WRITTEN INSTRUCTION:
Keep the pictures out of the copy and repeat the records exactly.

** begin MATERIAL FOR THE TASK **

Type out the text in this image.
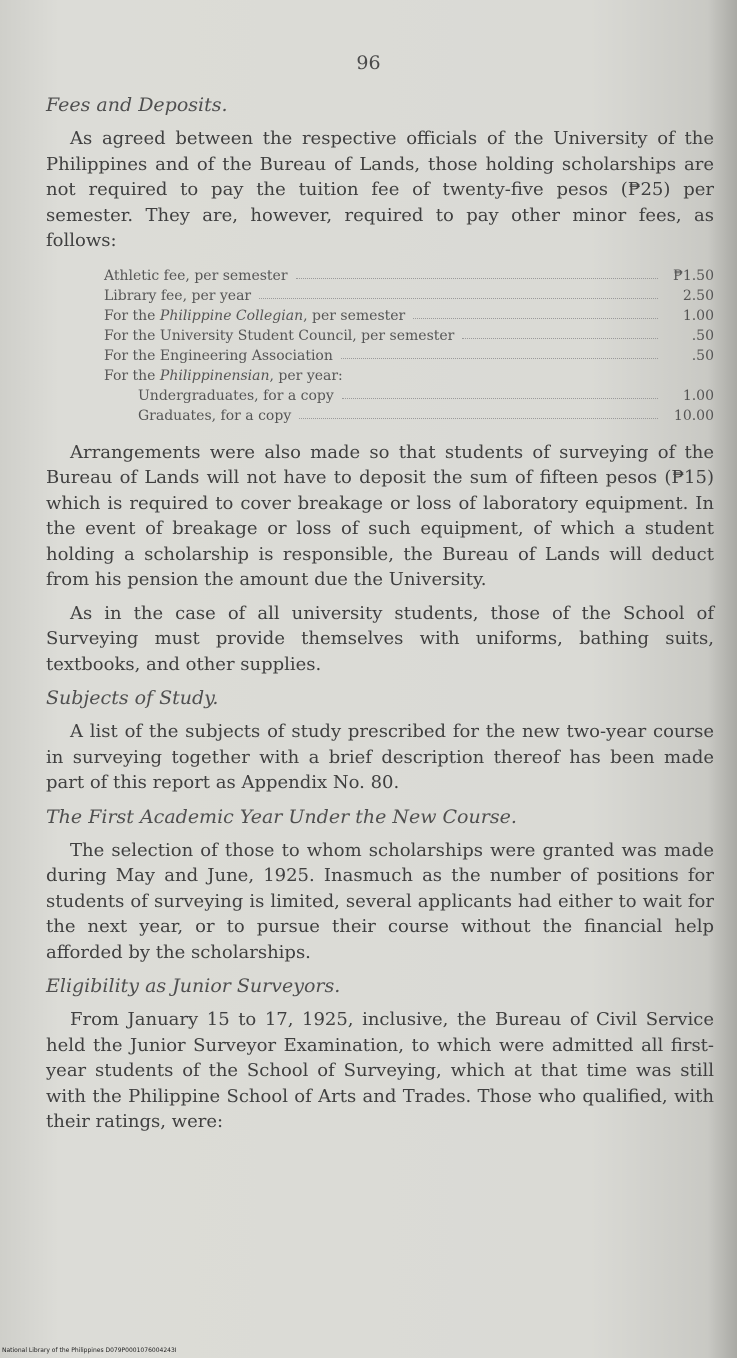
96
Fees and Deposits.

As agreed between the respective officials of the University of the Philippines and of the Bureau of Lands, those holding scholarships are not required to pay the tuition fee of twenty-five pesos (₱25) per semester. They are, however, required to pay other minor fees, as follows:

Athletic fee, per semester	₱1.50
Library fee, per year	2.50
For the Philippine Collegian, per semester	1.00
For the University Student Council, per semester	.50
For the Engineering Association	.50
For the Philippinensian, per year:
Undergraduates, for a copy	1.00
Graduates, for a copy	10.00

Arrangements were also made so that students of surveying of the Bureau of Lands will not have to deposit the sum of fifteen pesos (₱15) which is required to cover breakage or loss of laboratory equipment. In the event of breakage or loss of such equipment, of which a student holding a scholarship is responsible, the Bureau of Lands will deduct from his pension the amount due the University.

As in the case of all university students, those of the School of Surveying must provide themselves with uniforms, bathing suits, textbooks, and other supplies.

Subjects of Study.

A list of the subjects of study prescribed for the new two-year course in surveying together with a brief description thereof has been made part of this report as Appendix No. 80.

The First Academic Year Under the New Course.

The selection of those to whom scholarships were granted was made during May and June, 1925. Inasmuch as the number of positions for students of surveying is limited, several applicants had either to wait for the next year, or to pursue their course without the financial help afforded by the scholarships.

Eligibility as Junior Surveyors.

From January 15 to 17, 1925, inclusive, the Bureau of Civil Service held the Junior Surveyor Examination, to which were admitted all first-year students of the School of Surveying, which at that time was still with the Philippine School of Arts and Trades. Those who qualified, with their ratings, were:

National Library of the Philippines D079P0001076004243I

** end MATERIAL FOR THE TASK **

EXERCISE SOLUTION:
Type out the text in this image.
96
Fees and Deposits.

As agreed between the respective officials of the University of the Philippines and of the Bureau of Lands, those holding scholarships are not required to pay the tuition fee of twenty-five pesos (₱25) per semester. They are, however, required to pay other minor fees, as follows:

Athletic fee, per semester	₱1.50
Library fee, per year	2.50
For the Philippine Collegian, per semester	1.00
For the University Student Council, per semester	.50
For the Engineering Association	.50
For the Philippinensian, per year:
Undergraduates, for a copy	1.00
Graduates, for a copy	10.00

Arrangements were also made so that students of surveying of the Bureau of Lands will not have to deposit the sum of fifteen pesos (₱15) which is required to cover breakage or loss of laboratory equipment. In the event of breakage or loss of such equipment, of which a student holding a scholarship is responsible, the Bureau of Lands will deduct from his pension the amount due the University.

As in the case of all university students, those of the School of Surveying must provide themselves with uniforms, bathing suits, textbooks, and other supplies.

Subjects of Study.

A list of the subjects of study prescribed for the new two-year course in surveying together with a brief description thereof has been made part of this report as Appendix No. 80.

The First Academic Year Under the New Course.

The selection of those to whom scholarships were granted was made during May and June, 1925. Inasmuch as the number of positions for students of surveying is limited, several applicants had either to wait for the next year, or to pursue their course without the financial help afforded by the scholarships.

Eligibility as Junior Surveyors.

From January 15 to 17, 1925, inclusive, the Bureau of Civil Service held the Junior Surveyor Examination, to which were admitted all first-year students of the School of Surveying, which at that time was still with the Philippine School of Arts and Trades. Those who qualified, with their ratings, were:

National Library of the Philippines D079P0001076004243I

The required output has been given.